§ GIVEN TASK
Repeat the material below exactly, with no pictures.

§ EXTRACTED DATA
-- Start --
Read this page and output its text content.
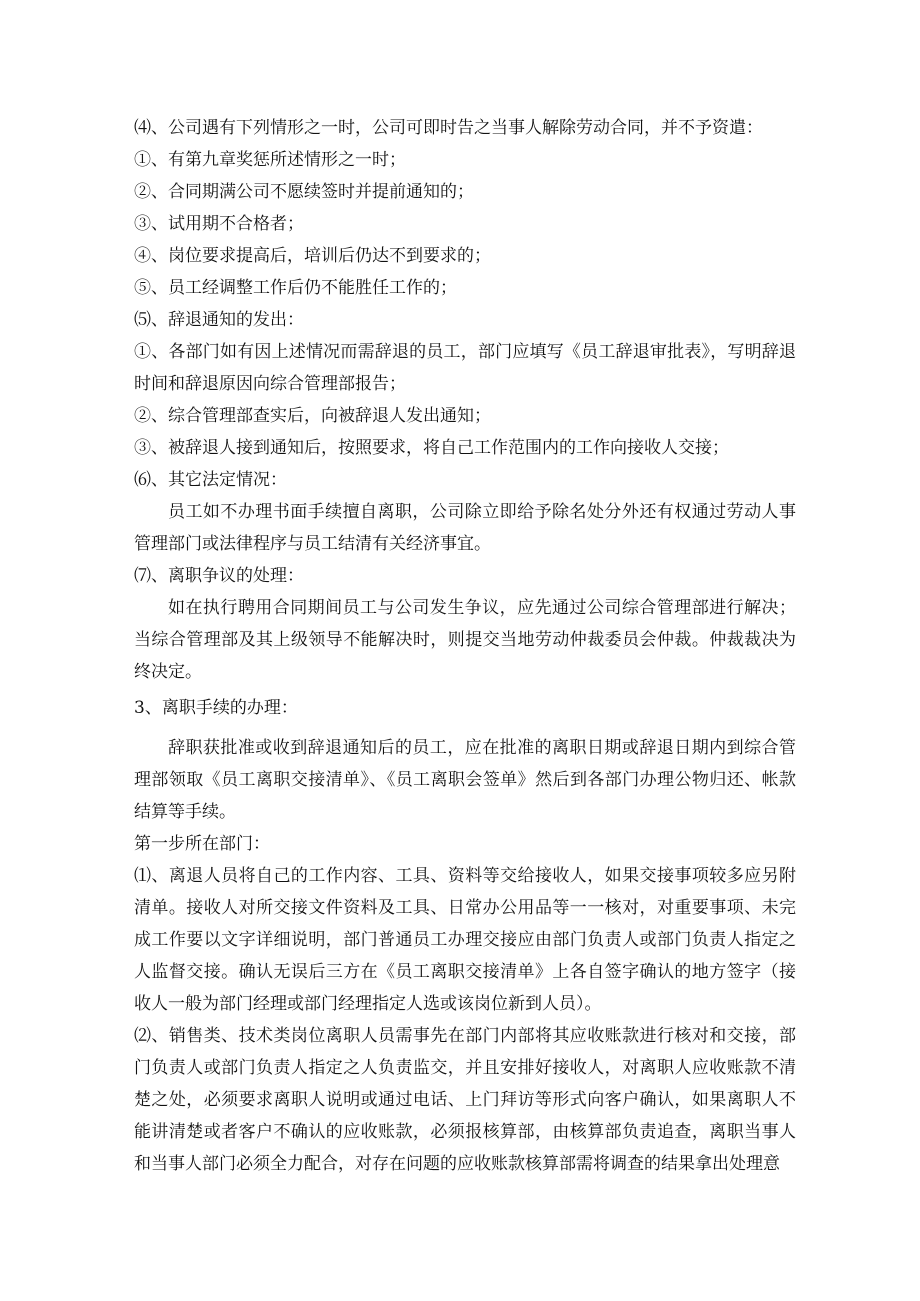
⑷、公司遇有下列情形之一时，公司可即时告之当事人解除劳动合同，并不予资遣：

①、有第九章奖惩所述情形之一时；

②、合同期满公司不愿续签时并提前通知的；

③、试用期不合格者；

④、岗位要求提高后，培训后仍达不到要求的；

⑤、员工经调整工作后仍不能胜任工作的；

⑸、辞退通知的发出：

①、各部门如有因上述情况而需辞退的员工，部门应填写《员工辞退审批表》，写明辞退时间和辞退原因向综合管理部报告；

②、综合管理部查实后，向被辞退人发出通知；

③、被辞退人接到通知后，按照要求，将自己工作范围内的工作向接收人交接；

⑹、其它法定情况：

员工如不办理书面手续擅自离职，公司除立即给予除名处分外还有权通过劳动人事管理部门或法律程序与员工结清有关经济事宜。

⑺、离职争议的处理：

如在执行聘用合同期间员工与公司发生争议，应先通过公司综合管理部进行解决；当综合管理部及其上级领导不能解决时，则提交当地劳动仲裁委员会仲裁。仲裁裁决为终决定。

3、离职手续的办理：

辞职获批准或收到辞退通知后的员工，应在批准的离职日期或辞退日期内到综合管理部领取《员工离职交接清单》、《员工离职会签单》然后到各部门办理公物归还、帐款结算等手续。

第一步所在部门：

⑴、离退人员将自己的工作内容、工具、资料等交给接收人，如果交接事项较多应另附清单。接收人对所交接文件资料及工具、日常办公用品等一一核对，对重要事项、未完成工作要以文字详细说明，部门普通员工办理交接应由部门负责人或部门负责人指定之人监督交接。确认无误后三方在《员工离职交接清单》上各自签字确认的地方签字（接收人一般为部门经理或部门经理指定人选或该岗位新到人员）。

⑵、销售类、技术类岗位离职人员需事先在部门内部将其应收账款进行核对和交接，部门负责人或部门负责人指定之人负责监交，并且安排好接收人，对离职人应收账款不清楚之处，必须要求离职人说明或通过电话、上门拜访等形式向客户确认，如果离职人不能讲清楚或者客户不确认的应收账款，必须报核算部，由核算部负责追查，离职当事人和当事人部门必须全力配合，对存在问题的应收账款核算部需将调查的结果拿出处理意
-- End --
§ WORKED SOLUTION
Read this page and output its text content.
⑷、公司遇有下列情形之一时，公司可即时告之当事人解除劳动合同，并不予资遣：

①、有第九章奖惩所述情形之一时；

②、合同期满公司不愿续签时并提前通知的；

③、试用期不合格者；

④、岗位要求提高后，培训后仍达不到要求的；

⑤、员工经调整工作后仍不能胜任工作的；

⑸、辞退通知的发出：

①、各部门如有因上述情况而需辞退的员工，部门应填写《员工辞退审批表》，写明辞退时间和辞退原因向综合管理部报告；

②、综合管理部查实后，向被辞退人发出通知；

③、被辞退人接到通知后，按照要求，将自己工作范围内的工作向接收人交接；

⑹、其它法定情况：

员工如不办理书面手续擅自离职，公司除立即给予除名处分外还有权通过劳动人事管理部门或法律程序与员工结清有关经济事宜。

⑺、离职争议的处理：

如在执行聘用合同期间员工与公司发生争议，应先通过公司综合管理部进行解决；当综合管理部及其上级领导不能解决时，则提交当地劳动仲裁委员会仲裁。仲裁裁决为终决定。

3、离职手续的办理：

辞职获批准或收到辞退通知后的员工，应在批准的离职日期或辞退日期内到综合管理部领取《员工离职交接清单》、《员工离职会签单》然后到各部门办理公物归还、帐款结算等手续。

第一步所在部门：

⑴、离退人员将自己的工作内容、工具、资料等交给接收人，如果交接事项较多应另附清单。接收人对所交接文件资料及工具、日常办公用品等一一核对，对重要事项、未完成工作要以文字详细说明，部门普通员工办理交接应由部门负责人或部门负责人指定之人监督交接。确认无误后三方在《员工离职交接清单》上各自签字确认的地方签字（接收人一般为部门经理或部门经理指定人选或该岗位新到人员）。

⑵、销售类、技术类岗位离职人员需事先在部门内部将其应收账款进行核对和交接，部门负责人或部门负责人指定之人负责监交，并且安排好接收人，对离职人应收账款不清楚之处，必须要求离职人说明或通过电话、上门拜访等形式向客户确认，如果离职人不能讲清楚或者客户不确认的应收账款，必须报核算部，由核算部负责追查，离职当事人和当事人部门必须全力配合，对存在问题的应收账款核算部需将调查的结果拿出处理意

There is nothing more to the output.